• _REQUIREMENTS_:
Gather, from the listing beneath this task, every line holding the string "tousiours".

• _RECORDS FOR THIS TASK_:
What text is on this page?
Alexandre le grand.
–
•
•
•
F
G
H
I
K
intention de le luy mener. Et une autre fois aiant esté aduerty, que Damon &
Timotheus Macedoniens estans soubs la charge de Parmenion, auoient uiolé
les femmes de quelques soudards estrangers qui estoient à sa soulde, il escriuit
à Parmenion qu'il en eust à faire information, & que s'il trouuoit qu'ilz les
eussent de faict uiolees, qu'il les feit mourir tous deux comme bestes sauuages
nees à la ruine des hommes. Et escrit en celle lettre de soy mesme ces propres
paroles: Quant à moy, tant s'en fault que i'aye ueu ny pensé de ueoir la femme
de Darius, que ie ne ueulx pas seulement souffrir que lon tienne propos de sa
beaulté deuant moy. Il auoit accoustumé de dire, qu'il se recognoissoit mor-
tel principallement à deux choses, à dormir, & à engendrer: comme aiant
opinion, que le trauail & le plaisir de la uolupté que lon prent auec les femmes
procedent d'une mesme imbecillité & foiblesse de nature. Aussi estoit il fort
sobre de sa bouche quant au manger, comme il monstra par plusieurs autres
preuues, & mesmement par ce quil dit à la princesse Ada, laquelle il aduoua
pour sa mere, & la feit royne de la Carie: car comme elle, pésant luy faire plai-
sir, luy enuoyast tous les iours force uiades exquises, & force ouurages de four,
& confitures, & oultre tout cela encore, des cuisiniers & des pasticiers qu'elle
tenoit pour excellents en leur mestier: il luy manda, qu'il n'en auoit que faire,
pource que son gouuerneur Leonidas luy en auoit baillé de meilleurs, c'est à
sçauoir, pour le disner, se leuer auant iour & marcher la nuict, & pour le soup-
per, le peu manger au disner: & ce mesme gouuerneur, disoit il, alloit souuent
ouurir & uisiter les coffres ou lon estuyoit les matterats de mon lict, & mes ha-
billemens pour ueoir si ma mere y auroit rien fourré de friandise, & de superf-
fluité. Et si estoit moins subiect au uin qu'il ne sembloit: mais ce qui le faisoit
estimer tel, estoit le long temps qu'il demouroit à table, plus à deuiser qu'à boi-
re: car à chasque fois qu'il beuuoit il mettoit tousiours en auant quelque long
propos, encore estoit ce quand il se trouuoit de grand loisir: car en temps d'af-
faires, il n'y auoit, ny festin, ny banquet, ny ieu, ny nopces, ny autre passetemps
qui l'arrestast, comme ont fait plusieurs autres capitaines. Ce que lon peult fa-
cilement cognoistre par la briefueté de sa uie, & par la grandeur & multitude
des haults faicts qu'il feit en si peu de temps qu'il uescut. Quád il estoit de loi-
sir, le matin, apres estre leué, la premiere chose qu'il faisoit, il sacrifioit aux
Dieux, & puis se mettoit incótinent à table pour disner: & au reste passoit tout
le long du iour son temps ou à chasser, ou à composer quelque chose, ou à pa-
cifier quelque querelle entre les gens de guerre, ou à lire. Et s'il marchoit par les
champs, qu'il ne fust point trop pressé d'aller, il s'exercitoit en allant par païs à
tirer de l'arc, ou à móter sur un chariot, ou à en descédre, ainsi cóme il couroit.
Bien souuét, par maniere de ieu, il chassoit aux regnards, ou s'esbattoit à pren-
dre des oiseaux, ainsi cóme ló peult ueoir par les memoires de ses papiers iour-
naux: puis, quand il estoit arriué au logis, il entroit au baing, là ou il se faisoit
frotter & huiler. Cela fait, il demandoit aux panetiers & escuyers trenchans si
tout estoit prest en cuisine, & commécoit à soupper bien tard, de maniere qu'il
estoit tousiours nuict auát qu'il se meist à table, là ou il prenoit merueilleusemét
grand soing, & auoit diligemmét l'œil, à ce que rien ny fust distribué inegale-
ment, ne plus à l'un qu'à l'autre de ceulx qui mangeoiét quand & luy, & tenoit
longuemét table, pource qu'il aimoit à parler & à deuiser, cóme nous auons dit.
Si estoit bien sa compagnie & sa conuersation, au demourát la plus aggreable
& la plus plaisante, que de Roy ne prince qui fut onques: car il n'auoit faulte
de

• _EXERCISE RESPONSE_:
re: car à chasque fois qu'il beuuoit il mettoit tousiours en auant quelque long
estoit tousiours nuict auát qu'il se meist à table, là ou il prenoit merueilleusemét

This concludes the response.